= Stated task =
Check each line of the records below and collect those holding "Vertical".

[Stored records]
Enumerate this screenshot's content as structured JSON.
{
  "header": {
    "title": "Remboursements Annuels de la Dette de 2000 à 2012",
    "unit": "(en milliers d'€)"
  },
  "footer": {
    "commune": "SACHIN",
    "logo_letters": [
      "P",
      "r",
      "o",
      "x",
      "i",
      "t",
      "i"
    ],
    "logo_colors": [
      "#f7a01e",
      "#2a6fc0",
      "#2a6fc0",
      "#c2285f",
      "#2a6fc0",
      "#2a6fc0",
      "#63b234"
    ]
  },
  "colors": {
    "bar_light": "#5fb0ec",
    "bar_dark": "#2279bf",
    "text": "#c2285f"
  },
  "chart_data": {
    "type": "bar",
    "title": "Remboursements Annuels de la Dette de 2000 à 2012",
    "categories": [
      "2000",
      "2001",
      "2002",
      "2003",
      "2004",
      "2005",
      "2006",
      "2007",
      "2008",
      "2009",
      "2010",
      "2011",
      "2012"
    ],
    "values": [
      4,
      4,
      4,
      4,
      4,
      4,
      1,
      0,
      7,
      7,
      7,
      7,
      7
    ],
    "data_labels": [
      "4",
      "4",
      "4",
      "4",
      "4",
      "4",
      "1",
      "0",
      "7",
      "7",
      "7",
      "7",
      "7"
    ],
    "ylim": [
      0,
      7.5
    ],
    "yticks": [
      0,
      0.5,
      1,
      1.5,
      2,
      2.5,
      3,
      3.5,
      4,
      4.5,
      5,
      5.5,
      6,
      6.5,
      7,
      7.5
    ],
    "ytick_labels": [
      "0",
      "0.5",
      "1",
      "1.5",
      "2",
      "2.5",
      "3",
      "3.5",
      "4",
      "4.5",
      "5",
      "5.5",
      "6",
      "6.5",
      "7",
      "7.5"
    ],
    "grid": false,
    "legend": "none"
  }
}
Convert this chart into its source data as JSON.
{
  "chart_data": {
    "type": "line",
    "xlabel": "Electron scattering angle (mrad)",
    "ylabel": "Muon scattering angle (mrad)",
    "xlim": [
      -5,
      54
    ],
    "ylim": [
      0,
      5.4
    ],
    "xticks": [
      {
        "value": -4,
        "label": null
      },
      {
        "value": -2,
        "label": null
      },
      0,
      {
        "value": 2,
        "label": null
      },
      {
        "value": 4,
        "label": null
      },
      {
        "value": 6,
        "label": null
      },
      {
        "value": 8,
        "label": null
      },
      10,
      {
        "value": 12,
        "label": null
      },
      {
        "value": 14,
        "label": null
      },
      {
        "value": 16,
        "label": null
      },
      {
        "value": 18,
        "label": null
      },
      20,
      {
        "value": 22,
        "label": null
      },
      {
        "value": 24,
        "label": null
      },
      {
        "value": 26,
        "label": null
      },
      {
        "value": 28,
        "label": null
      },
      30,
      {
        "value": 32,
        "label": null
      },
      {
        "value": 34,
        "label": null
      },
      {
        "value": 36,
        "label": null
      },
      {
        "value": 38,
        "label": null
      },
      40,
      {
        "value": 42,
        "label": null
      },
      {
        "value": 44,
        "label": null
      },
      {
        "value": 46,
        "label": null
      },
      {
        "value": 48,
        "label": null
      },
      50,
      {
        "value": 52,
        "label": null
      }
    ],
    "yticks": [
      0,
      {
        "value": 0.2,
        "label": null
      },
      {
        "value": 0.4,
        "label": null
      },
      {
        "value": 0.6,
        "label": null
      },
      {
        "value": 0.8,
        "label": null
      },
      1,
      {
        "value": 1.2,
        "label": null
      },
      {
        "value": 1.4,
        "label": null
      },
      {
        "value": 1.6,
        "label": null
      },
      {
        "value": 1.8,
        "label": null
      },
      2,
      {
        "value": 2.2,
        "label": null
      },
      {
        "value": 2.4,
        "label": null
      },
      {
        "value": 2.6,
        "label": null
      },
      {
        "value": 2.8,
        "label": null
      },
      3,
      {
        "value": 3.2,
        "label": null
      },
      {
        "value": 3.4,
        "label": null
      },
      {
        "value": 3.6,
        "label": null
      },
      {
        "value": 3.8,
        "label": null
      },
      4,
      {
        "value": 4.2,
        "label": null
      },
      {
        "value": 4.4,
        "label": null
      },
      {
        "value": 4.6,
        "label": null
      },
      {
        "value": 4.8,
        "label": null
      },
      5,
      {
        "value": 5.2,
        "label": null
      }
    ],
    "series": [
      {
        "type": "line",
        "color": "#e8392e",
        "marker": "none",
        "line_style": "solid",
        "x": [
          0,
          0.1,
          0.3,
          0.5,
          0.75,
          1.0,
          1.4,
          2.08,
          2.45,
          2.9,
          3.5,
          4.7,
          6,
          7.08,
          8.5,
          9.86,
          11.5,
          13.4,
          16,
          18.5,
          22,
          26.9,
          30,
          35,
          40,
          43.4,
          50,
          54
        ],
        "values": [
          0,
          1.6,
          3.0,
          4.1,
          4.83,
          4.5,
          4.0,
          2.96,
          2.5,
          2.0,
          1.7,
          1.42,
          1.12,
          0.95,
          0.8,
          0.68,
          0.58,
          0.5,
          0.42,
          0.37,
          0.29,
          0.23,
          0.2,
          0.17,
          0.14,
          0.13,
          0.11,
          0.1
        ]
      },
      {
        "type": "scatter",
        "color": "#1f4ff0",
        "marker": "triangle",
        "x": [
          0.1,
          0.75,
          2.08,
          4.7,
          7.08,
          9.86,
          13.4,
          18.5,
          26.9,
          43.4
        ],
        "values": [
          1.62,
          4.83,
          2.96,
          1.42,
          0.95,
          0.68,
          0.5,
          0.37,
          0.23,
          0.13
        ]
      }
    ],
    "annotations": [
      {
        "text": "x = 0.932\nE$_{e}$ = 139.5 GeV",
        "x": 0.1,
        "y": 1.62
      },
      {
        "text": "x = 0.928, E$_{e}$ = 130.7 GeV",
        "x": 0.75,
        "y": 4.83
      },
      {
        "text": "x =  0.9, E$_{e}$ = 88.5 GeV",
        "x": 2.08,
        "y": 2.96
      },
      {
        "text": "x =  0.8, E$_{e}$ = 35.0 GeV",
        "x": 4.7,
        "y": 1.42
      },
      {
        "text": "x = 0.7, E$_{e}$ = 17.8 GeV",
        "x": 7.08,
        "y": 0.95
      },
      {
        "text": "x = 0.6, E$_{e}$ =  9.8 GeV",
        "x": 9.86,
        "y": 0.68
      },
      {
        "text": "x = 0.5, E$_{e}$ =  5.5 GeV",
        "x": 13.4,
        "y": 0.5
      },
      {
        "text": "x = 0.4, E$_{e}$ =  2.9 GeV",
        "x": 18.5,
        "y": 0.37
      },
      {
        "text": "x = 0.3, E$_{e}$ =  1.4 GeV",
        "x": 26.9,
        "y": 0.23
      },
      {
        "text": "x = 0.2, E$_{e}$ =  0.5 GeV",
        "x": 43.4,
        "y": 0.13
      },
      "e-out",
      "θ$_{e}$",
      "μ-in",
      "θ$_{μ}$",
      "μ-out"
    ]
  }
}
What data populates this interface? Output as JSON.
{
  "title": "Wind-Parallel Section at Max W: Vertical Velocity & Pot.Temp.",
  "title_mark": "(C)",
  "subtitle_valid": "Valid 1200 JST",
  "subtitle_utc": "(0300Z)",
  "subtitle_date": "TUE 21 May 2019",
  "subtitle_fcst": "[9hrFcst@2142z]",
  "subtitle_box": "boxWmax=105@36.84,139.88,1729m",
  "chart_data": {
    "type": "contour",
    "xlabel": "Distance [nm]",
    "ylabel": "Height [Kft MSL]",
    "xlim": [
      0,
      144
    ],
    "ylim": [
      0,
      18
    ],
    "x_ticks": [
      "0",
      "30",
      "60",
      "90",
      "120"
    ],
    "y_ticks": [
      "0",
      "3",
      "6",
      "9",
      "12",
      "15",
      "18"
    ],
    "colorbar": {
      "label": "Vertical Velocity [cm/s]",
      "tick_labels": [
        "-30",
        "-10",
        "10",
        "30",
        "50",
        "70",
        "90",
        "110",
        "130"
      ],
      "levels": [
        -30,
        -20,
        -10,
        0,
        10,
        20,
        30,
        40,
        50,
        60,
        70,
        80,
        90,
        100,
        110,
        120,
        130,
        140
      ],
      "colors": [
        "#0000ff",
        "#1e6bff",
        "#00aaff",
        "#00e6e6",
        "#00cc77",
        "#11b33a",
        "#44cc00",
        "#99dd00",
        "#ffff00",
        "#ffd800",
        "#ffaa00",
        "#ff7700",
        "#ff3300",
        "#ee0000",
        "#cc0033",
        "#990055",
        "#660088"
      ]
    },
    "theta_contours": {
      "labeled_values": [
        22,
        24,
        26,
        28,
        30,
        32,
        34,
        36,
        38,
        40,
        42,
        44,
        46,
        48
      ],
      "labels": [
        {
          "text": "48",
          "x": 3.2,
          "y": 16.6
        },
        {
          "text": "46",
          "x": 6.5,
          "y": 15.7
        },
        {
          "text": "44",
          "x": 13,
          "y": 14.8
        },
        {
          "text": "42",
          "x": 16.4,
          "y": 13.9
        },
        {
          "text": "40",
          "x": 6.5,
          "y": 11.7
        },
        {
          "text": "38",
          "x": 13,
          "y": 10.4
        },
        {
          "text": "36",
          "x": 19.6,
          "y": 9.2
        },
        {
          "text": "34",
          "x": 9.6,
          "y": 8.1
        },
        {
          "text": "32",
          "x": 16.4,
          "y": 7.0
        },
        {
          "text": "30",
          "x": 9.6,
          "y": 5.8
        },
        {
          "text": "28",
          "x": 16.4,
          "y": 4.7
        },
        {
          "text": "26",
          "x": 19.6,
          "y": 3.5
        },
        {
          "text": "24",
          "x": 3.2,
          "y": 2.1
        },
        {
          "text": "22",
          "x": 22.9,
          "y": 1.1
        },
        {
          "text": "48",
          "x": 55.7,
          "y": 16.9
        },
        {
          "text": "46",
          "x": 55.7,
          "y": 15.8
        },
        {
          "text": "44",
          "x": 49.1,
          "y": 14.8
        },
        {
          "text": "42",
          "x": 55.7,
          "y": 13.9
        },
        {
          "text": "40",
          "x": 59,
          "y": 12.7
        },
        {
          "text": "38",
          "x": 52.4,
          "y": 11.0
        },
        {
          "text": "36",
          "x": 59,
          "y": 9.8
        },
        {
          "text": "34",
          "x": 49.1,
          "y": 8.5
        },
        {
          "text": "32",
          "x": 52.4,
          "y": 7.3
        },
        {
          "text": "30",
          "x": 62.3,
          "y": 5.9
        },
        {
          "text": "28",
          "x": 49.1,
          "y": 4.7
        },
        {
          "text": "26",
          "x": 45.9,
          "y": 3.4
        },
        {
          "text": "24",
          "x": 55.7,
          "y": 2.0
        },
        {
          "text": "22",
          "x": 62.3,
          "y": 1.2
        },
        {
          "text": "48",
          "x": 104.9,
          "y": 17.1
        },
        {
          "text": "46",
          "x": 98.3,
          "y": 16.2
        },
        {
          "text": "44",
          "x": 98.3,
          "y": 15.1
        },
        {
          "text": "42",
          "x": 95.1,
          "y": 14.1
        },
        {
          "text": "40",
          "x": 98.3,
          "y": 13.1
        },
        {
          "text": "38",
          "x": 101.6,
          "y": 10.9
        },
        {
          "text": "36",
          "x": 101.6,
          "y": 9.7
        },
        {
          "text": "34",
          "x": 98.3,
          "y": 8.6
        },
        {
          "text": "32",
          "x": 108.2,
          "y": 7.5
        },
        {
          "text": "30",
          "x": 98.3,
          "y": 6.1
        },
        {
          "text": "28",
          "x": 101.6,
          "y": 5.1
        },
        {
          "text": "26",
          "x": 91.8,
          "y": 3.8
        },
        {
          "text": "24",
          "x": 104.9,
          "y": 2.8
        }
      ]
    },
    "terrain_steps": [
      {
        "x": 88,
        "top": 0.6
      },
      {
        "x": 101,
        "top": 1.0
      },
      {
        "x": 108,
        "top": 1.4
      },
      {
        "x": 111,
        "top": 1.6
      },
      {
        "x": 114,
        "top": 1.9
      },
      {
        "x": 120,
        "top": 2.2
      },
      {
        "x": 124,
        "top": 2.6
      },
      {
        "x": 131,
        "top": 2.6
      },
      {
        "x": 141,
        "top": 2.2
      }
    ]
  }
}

= The reply =
  "title": "Wind-Parallel Section at Max W: Vertical Velocity & Pot.Temp.",
      "label": "Vertical Velocity [cm/s]",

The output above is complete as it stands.